DIRECTIONS: Return all lines below containing the word "Spis".

━━━━━━━━━━

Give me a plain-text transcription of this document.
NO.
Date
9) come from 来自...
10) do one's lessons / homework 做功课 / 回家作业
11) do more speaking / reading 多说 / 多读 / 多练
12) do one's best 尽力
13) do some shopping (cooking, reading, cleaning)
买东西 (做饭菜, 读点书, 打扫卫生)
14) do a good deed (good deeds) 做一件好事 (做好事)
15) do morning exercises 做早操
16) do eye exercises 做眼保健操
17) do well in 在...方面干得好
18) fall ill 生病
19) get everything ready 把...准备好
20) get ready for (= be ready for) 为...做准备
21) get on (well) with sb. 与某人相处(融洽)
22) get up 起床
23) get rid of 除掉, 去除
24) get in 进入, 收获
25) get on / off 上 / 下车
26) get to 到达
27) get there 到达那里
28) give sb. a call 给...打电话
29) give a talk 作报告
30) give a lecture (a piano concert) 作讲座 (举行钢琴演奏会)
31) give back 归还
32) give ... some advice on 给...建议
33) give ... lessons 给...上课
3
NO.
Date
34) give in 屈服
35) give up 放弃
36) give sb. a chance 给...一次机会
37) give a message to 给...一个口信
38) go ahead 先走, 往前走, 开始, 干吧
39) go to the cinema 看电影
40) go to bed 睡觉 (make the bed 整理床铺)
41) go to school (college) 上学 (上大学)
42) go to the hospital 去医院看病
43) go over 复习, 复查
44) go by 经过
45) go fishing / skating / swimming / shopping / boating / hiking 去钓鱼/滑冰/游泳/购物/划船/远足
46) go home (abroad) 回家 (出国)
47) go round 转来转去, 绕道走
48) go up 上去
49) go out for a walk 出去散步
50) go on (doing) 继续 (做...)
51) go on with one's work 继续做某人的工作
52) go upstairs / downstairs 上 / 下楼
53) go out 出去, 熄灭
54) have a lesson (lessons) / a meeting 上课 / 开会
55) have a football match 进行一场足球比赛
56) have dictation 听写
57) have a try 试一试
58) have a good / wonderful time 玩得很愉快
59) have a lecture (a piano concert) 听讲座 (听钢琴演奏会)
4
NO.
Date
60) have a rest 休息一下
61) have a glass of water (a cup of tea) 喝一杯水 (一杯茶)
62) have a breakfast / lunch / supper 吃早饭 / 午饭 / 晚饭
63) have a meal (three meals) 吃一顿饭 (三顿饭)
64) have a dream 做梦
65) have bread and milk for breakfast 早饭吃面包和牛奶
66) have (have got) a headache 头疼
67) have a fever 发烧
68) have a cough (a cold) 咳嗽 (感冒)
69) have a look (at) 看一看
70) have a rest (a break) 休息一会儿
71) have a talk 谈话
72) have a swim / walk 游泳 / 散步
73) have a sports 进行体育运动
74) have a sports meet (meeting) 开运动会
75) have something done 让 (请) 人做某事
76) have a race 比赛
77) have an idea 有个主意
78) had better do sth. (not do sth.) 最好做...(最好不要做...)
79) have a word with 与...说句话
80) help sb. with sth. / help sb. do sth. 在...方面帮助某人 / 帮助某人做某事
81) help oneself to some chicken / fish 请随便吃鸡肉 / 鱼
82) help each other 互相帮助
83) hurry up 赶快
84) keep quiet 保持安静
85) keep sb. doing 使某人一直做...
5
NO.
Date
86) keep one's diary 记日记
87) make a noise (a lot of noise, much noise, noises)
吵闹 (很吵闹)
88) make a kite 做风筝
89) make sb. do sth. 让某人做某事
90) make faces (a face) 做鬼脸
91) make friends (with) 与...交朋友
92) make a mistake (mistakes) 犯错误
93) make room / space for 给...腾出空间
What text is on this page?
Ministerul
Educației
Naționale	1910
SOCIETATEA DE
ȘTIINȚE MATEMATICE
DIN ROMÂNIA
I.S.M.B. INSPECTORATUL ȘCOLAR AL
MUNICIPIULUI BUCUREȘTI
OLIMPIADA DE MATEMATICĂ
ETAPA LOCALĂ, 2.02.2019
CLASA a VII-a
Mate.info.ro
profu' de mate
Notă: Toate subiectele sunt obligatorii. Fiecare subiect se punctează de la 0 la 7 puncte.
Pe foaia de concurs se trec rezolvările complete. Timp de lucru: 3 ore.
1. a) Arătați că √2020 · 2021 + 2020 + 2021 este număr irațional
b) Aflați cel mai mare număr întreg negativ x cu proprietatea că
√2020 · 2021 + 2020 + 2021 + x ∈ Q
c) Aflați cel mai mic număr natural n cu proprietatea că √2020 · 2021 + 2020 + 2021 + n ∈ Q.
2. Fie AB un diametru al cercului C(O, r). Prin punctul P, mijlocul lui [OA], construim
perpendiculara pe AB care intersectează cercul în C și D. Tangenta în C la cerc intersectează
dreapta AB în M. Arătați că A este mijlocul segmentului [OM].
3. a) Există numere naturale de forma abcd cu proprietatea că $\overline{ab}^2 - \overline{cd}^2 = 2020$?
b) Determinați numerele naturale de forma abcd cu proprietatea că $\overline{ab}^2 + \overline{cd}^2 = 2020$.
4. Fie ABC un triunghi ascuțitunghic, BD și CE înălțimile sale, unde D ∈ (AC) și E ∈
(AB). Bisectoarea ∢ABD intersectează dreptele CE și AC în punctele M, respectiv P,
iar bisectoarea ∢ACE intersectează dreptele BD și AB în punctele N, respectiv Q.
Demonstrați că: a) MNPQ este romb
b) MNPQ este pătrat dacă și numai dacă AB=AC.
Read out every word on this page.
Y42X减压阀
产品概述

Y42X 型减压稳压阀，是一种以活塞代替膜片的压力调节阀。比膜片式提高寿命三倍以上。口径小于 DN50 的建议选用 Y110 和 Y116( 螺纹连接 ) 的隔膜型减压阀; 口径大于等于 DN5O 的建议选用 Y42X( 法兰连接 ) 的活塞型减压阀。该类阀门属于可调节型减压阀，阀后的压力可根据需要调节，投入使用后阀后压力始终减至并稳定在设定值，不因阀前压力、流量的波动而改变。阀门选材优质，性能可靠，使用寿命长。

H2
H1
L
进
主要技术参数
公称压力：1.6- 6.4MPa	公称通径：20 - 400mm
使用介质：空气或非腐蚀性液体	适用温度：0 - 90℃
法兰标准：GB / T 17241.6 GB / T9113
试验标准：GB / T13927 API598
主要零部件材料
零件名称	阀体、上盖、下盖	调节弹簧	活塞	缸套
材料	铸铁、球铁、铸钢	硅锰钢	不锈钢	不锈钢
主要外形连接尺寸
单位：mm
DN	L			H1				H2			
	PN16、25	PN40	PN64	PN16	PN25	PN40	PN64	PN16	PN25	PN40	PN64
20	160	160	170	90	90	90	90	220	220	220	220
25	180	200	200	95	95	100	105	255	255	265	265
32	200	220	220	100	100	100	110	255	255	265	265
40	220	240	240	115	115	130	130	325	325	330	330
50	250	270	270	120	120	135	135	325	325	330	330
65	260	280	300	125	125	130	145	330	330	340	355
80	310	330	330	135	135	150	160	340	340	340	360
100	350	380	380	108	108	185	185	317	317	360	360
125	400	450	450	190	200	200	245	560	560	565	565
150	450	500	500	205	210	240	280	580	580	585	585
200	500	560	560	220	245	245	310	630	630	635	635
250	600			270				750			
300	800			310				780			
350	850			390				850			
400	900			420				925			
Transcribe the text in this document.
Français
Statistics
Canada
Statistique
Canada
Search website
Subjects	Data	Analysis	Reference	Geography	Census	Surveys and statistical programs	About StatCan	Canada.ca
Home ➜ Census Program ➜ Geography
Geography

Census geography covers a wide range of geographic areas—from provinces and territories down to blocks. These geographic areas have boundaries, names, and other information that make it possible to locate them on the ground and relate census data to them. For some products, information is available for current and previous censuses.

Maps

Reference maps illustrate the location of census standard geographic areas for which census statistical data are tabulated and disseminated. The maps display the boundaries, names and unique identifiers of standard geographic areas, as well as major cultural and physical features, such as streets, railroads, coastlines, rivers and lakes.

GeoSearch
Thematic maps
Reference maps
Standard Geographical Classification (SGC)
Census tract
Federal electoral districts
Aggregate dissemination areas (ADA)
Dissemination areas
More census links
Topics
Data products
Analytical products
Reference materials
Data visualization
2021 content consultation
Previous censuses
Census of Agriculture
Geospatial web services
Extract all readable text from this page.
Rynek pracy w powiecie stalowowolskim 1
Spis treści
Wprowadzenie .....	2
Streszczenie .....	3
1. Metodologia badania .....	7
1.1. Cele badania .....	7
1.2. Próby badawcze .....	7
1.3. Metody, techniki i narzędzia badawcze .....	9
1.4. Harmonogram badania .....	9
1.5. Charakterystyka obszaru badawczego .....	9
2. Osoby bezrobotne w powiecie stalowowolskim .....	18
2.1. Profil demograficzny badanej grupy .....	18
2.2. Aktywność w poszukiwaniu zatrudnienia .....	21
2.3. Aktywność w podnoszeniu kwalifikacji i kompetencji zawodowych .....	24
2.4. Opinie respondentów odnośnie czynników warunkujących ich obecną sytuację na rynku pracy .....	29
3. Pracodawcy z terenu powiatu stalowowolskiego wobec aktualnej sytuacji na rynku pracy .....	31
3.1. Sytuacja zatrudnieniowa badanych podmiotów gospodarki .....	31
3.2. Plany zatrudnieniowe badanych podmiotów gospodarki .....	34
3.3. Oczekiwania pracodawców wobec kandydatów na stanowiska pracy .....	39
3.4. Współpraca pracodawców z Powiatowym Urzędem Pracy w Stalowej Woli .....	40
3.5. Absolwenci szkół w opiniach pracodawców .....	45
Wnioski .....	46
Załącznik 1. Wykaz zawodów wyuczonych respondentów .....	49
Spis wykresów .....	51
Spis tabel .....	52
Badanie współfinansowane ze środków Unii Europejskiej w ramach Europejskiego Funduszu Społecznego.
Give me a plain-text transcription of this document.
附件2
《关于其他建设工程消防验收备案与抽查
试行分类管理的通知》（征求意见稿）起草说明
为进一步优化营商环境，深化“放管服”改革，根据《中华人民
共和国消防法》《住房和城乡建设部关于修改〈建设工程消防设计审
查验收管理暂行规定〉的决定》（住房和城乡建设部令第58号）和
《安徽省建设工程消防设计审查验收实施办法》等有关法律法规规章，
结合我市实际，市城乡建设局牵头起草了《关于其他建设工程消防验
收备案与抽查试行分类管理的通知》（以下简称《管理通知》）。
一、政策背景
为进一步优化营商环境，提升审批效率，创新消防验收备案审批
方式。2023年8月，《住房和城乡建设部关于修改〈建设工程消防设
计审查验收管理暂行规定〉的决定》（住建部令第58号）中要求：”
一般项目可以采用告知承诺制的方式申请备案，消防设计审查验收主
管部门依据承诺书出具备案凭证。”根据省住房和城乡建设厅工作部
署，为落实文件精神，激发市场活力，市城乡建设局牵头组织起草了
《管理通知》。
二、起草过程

━━━━━━━━━━

EXERCISE OUTPUT:
Spis treści
Spis wykresów .....	51
Spis tabel .....	52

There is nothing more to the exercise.